**GIVEN INFORMATION**
▬▬▬▬▬▬
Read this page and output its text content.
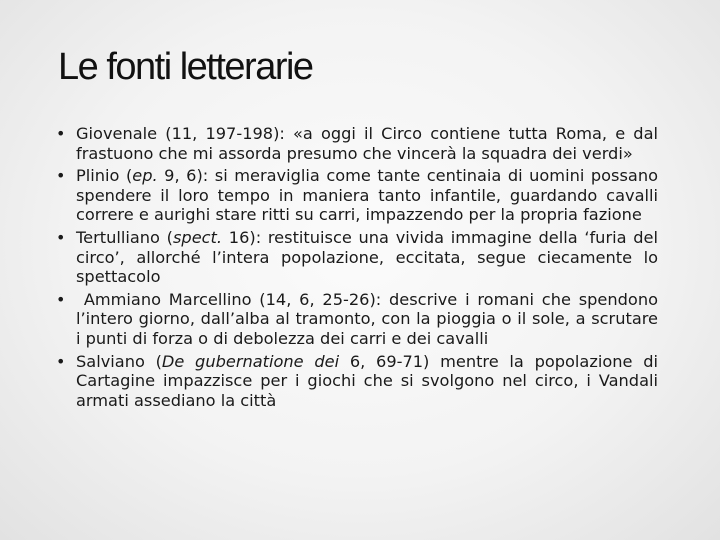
Le fonti letterarie
• Giovenale (11, 197-198): «a oggi il Circo contiene tutta Roma, e dal frastuono che mi assorda presumo che vincerà la squadra dei verdi»
• Plinio (ep. 9, 6): si meraviglia come tante centinaia di uomini possano spendere il loro tempo in maniera tanto infantile, guardando cavalli correre e aurighi stare ritti su carri, impazzendo per la propria fazione
• Tertulliano (spect. 16): restituisce una vivida immagine della ‘furia del circo’, allorché l’intera popolazione, eccitata, segue ciecamente lo spettacolo
• Ammiano Marcellino (14, 6, 25-26): descrive i romani che spendono l’intero giorno, dall’alba al tramonto, con la pioggia o il sole, a scrutare i punti di forza o di debolezza dei carri e dei cavalli
• Salviano (De gubernatione dei 6, 69-71) mentre la popolazione di Cartagine impazzisce per i giochi che si svolgono nel circo, i Vandali armati assediano la città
▬▬▬▬▬▬
Extract all lines containing the word "cavalli".

• Plinio (ep. 9, 6): si meraviglia come tante centinaia di uomini possano spendere il loro tempo in maniera tanto infantile, guardando cavalli correre e aurighi stare ritti su carri, impazzendo per la propria fazione
• Ammiano Marcellino (14, 6, 25-26): descrive i romani che spendono l’intero giorno, dall’alba al tramonto, con la pioggia o il sole, a scrutare i punti di forza o di debolezza dei carri e dei cavalli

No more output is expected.